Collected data
- - -

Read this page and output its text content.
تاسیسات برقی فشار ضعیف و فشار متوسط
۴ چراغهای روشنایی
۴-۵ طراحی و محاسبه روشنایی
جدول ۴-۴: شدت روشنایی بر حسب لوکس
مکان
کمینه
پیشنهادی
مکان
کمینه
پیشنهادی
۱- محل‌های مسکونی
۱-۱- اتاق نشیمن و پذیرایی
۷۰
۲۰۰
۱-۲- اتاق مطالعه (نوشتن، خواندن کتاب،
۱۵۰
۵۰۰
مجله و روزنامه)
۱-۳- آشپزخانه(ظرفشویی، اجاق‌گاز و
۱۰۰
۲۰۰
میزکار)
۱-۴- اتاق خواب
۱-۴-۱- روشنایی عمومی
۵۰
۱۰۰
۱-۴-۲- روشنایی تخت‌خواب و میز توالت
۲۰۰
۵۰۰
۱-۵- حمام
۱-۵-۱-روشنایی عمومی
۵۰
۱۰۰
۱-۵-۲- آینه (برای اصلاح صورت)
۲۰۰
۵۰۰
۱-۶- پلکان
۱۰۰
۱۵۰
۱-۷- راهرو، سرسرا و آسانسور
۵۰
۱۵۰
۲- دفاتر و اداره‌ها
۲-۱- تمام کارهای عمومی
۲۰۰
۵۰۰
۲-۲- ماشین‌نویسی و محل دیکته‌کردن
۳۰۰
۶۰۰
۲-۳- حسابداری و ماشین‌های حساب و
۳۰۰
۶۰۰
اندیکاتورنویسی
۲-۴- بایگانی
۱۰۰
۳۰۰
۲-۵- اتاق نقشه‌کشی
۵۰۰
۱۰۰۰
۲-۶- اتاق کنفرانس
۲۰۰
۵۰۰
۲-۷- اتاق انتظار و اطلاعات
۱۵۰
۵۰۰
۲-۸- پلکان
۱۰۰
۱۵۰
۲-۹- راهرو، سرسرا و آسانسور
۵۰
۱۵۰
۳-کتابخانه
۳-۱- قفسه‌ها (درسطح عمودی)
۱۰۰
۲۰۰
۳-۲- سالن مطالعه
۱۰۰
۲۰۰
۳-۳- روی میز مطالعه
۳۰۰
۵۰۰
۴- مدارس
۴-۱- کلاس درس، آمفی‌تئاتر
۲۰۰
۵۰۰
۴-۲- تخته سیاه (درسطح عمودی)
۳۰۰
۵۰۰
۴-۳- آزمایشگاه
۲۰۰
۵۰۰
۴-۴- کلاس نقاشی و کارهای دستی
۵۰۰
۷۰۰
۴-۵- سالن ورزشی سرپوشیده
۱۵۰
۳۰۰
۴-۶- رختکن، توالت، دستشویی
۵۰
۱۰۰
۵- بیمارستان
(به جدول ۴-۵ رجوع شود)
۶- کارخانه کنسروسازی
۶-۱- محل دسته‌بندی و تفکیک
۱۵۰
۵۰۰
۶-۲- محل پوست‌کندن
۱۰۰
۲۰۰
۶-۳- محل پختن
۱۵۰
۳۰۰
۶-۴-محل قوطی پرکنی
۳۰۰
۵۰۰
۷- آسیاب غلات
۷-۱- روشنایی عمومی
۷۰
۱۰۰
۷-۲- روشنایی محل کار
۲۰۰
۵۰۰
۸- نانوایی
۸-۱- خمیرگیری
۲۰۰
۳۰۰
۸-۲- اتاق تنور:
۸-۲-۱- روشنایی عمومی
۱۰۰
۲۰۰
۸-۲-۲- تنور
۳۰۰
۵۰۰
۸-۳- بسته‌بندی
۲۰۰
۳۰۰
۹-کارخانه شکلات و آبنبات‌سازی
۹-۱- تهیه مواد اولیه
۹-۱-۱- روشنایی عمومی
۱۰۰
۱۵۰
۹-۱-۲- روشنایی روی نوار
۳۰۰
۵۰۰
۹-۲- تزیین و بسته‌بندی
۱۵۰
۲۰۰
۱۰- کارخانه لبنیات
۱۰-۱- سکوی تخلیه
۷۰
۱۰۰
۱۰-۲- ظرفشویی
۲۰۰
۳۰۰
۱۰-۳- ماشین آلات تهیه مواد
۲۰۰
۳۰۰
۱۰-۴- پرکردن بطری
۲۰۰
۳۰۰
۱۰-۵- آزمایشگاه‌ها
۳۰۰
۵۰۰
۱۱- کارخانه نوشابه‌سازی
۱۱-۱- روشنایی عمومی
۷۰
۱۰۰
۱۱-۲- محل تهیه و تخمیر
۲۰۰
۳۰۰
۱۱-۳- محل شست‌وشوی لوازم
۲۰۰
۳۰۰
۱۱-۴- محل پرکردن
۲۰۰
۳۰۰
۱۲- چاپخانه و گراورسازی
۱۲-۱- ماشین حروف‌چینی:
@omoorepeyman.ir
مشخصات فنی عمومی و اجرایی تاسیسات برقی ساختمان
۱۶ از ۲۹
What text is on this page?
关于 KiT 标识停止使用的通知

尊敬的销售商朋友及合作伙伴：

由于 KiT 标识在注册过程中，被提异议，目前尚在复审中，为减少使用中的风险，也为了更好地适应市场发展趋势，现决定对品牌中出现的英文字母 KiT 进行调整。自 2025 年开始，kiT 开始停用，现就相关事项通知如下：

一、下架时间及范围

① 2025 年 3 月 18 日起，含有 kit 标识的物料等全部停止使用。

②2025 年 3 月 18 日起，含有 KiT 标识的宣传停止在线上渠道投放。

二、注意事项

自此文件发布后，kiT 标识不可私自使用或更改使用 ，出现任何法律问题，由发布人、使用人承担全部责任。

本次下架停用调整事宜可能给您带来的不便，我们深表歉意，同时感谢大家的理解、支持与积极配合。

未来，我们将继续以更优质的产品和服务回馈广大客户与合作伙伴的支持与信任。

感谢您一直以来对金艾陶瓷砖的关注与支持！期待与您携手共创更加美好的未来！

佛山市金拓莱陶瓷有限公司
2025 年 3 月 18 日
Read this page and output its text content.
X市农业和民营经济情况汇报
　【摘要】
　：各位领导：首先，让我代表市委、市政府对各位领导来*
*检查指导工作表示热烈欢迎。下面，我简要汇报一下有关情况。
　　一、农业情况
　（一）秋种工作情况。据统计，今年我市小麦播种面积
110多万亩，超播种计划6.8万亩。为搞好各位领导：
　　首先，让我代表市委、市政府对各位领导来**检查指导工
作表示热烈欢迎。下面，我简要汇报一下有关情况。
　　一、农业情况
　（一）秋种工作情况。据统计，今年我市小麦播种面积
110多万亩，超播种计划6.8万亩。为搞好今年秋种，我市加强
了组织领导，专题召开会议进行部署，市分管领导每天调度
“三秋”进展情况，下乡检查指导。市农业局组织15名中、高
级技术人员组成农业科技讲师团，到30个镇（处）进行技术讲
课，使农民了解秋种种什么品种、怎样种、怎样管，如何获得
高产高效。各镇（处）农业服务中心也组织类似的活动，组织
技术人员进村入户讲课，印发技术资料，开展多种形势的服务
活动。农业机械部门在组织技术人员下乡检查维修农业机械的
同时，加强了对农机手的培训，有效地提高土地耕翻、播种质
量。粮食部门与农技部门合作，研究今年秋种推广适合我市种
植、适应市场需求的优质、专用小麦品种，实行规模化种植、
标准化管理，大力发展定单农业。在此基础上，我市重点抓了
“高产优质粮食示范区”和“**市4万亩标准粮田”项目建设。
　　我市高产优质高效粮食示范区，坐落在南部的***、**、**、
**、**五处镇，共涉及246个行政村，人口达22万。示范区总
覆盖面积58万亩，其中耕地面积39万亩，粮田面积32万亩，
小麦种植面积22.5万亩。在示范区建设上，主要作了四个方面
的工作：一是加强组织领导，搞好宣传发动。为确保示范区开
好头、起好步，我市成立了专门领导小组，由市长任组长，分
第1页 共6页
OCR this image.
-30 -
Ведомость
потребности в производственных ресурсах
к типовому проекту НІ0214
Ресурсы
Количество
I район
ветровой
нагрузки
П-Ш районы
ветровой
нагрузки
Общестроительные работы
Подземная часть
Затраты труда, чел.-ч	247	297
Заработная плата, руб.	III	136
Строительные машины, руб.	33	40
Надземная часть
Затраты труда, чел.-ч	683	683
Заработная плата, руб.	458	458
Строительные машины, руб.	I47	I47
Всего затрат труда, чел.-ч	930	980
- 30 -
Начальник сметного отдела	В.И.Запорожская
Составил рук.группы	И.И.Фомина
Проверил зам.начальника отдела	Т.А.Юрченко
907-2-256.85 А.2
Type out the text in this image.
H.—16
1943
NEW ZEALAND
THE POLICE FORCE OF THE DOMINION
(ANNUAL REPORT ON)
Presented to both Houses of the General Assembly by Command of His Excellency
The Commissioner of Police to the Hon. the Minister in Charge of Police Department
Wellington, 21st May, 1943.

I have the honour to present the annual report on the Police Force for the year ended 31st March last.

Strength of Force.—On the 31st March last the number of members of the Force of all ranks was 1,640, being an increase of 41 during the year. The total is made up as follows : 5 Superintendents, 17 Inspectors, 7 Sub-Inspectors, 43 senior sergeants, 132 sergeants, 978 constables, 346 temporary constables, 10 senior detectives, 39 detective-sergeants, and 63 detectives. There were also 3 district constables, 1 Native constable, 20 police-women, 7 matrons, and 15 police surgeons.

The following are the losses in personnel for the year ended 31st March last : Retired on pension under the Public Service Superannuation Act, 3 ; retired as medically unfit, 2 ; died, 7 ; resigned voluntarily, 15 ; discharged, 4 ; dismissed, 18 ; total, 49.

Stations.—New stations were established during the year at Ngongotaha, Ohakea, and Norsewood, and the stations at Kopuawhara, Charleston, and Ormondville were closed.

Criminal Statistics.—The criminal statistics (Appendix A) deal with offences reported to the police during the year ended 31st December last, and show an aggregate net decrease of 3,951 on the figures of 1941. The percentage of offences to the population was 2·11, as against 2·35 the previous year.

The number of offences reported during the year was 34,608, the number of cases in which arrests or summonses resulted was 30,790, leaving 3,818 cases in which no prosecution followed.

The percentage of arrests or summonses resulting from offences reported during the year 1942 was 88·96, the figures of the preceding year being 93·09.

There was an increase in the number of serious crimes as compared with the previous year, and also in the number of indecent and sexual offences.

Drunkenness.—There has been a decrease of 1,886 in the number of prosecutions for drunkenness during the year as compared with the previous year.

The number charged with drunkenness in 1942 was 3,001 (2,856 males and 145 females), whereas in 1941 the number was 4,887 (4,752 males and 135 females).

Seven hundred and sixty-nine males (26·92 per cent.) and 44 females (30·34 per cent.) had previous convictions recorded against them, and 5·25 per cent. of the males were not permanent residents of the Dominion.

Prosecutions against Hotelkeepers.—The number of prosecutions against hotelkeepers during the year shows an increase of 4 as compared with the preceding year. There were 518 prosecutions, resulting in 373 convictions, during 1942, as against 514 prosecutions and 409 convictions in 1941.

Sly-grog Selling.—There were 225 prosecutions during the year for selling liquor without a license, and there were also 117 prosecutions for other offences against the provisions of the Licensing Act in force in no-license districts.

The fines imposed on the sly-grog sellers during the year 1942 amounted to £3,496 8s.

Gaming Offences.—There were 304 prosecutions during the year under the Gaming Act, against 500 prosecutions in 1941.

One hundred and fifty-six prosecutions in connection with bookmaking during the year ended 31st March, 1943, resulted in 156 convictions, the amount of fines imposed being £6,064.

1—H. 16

- - -

EXERCISE TASK
Across the material above, how many lines include the string "percentage"? Only the number is wanted.

THE ANSWER
2